TASK DIRECTIONS - Please print the full listing exactly.

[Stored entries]
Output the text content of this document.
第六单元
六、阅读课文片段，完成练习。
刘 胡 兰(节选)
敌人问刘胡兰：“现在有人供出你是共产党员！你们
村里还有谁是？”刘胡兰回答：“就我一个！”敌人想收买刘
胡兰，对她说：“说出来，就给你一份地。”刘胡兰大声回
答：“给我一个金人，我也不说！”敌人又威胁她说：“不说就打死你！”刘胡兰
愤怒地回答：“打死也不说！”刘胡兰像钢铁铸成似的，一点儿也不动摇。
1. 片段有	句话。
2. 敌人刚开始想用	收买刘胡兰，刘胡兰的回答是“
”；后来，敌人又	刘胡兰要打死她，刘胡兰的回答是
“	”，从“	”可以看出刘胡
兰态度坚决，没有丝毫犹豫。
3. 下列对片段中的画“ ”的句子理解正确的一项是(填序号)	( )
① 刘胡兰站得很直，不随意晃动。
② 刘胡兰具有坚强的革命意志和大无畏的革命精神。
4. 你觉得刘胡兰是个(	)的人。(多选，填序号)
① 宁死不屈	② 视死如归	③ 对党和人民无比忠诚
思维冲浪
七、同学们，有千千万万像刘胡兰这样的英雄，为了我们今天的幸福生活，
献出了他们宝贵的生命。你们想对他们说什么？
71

EXPECTED ANSWER -
Output the text content of this document.
第六单元
六、阅读课文片段，完成练习。
刘 胡 兰(节选)
敌人问刘胡兰：“现在有人供出你是共产党员！你们
村里还有谁是？”刘胡兰回答：“就我一个！”敌人想收买刘
胡兰，对她说：“说出来，就给你一份地。”刘胡兰大声回
答：“给我一个金人，我也不说！”敌人又威胁她说：“不说就打死你！”刘胡兰
愤怒地回答：“打死也不说！”刘胡兰像钢铁铸成似的，一点儿也不动摇。
1. 片段有	句话。
2. 敌人刚开始想用	收买刘胡兰，刘胡兰的回答是“
”；后来，敌人又	刘胡兰要打死她，刘胡兰的回答是
“	”，从“	”可以看出刘胡
兰态度坚决，没有丝毫犹豫。
3. 下列对片段中的画“ ”的句子理解正确的一项是(填序号)	( )
① 刘胡兰站得很直，不随意晃动。
② 刘胡兰具有坚强的革命意志和大无畏的革命精神。
4. 你觉得刘胡兰是个(	)的人。(多选，填序号)
① 宁死不屈	② 视死如归	③ 对党和人民无比忠诚
思维冲浪
七、同学们，有千千万万像刘胡兰这样的英雄，为了我们今天的幸福生活，
献出了他们宝贵的生命。你们想对他们说什么？
71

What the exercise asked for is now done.